> **Written request**
Output everything from the start of the items down to the line containing "The shade body 1 is at (415, 278).", both ends included, as a two-column CSV with the headers "description" and "position". Give one row per item, with its text and its answer each in a single quoted field, turn line breaks into spaces, and leave the pictures out.

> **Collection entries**
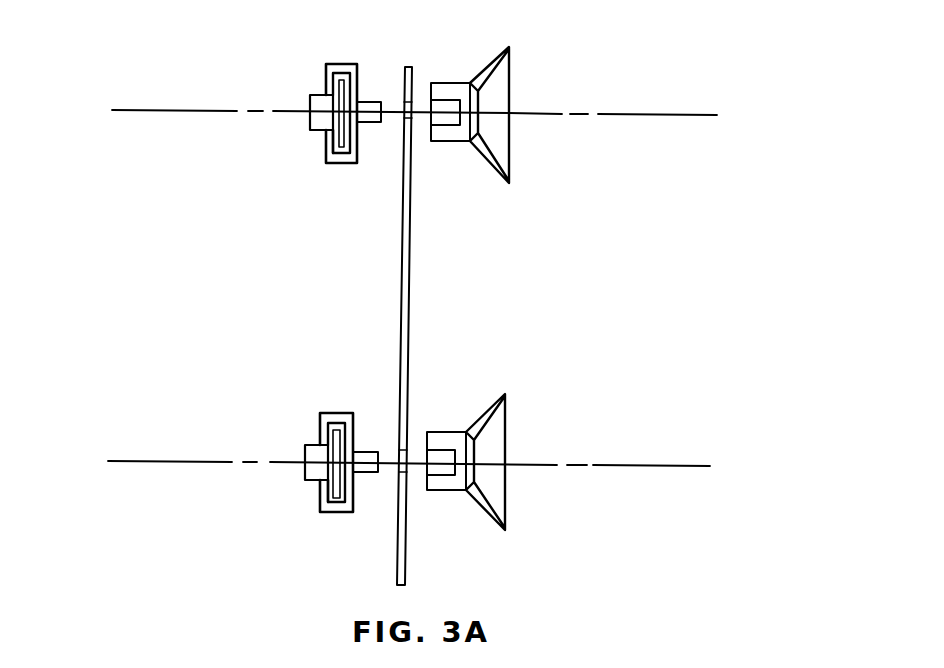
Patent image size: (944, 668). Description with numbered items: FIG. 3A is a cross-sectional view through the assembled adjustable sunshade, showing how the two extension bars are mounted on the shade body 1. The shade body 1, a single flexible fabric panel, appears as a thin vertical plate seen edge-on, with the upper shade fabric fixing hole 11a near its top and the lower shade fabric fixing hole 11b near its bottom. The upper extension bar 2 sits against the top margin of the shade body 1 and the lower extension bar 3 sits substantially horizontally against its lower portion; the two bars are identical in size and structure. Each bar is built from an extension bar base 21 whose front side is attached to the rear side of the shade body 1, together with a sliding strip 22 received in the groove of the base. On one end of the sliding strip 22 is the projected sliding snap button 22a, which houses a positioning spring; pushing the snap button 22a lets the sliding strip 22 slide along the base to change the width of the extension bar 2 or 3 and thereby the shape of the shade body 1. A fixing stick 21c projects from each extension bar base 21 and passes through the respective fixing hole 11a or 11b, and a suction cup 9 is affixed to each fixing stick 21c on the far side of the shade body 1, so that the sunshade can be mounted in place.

The shade body 1 is at (415, 278).
The upper shade fabric fixing hole 11a is at (413, 110).
The lower shade fabric fixing hole 11b is at (405, 466).
The upper extension bar 2 is at (325, 74).
The lower extension bar 3 is at (320, 422).
The extension bar base 21 is at (359, 79).
The fixing stick 21c is at (368, 124).
The sliding strip 22 is at (337, 145).
The sliding snap button 22a is at (318, 122).
The suction cup 9 is at (492, 90).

> **The reply**
description,position
"Patent image size: (944, 668). Description with numbered items: FIG. 3A is a cross-sectional view through the assembled adjustable sunshade, showing how the two extension bars are mounted on the shade body 1. The shade body 1, a single flexible fabric panel, appears as a thin vertical plate seen edge-on, with the upper shade fabric fixing hole 11a near its top and the lower shade fabric fixing hole 11b near its bottom. The upper extension bar 2 sits against the top margin of the shade body 1 and the lower extension bar 3 sits substantially horizontally against its lower portion; the two bars are identical in size and structure. Each bar is built from an extension bar base 21 whose front side is attached to the rear side of the shade body 1, together with a sliding strip 22 received in the groove of the base. On one end of the sliding strip 22 is the projected sliding snap button 22a, which houses a positioning spring; pushing the snap button 22a lets the sliding strip 22 slide along the base to change the width of the extension bar 2 or 3 and thereby the shape of the shade body 1. A fixing stick 21c projects from each extension bar base 21 and passes through the respective fixing hole 11a or 11b, and a suction cup 9 is affixed to each fixing stick 21c on the far side of the shade body 1, so that the sunshade can be mounted in place.","The shade body 1 is at (415, 278)."